In which lines of the data does the string "krijg" appear? Copy every one.

----

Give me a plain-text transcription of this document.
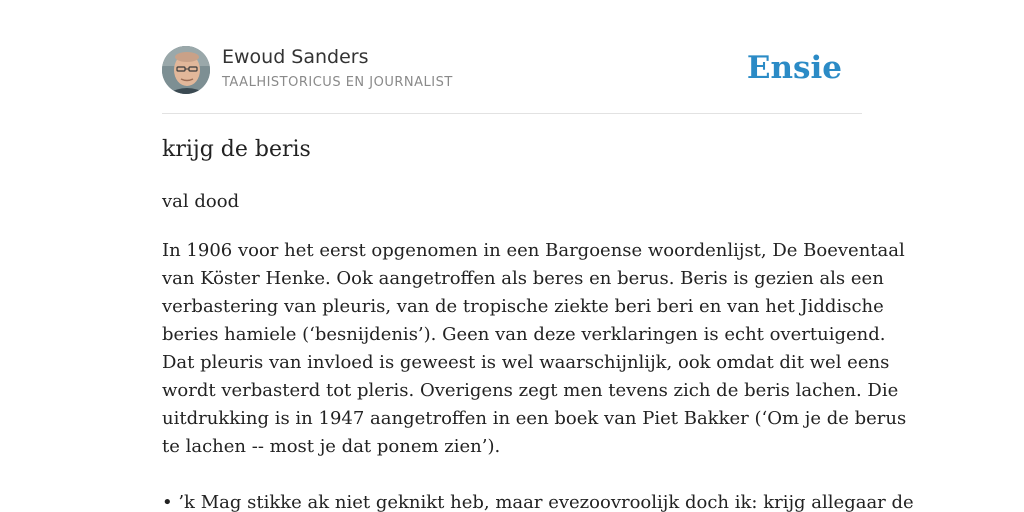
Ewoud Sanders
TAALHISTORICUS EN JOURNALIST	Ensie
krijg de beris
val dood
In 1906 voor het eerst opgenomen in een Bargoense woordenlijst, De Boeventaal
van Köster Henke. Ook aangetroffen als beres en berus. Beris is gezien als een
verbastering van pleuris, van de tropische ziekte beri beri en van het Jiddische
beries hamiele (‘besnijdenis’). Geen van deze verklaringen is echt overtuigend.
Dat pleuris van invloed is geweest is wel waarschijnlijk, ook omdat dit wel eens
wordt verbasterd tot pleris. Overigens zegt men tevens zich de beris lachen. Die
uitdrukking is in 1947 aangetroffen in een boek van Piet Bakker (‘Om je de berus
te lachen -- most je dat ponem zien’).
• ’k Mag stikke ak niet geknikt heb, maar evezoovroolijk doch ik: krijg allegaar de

----

# Exercise solution:
krijg de beris
• ’k Mag stikke ak niet geknikt heb, maar evezoovroolijk doch ik: krijg allegaar de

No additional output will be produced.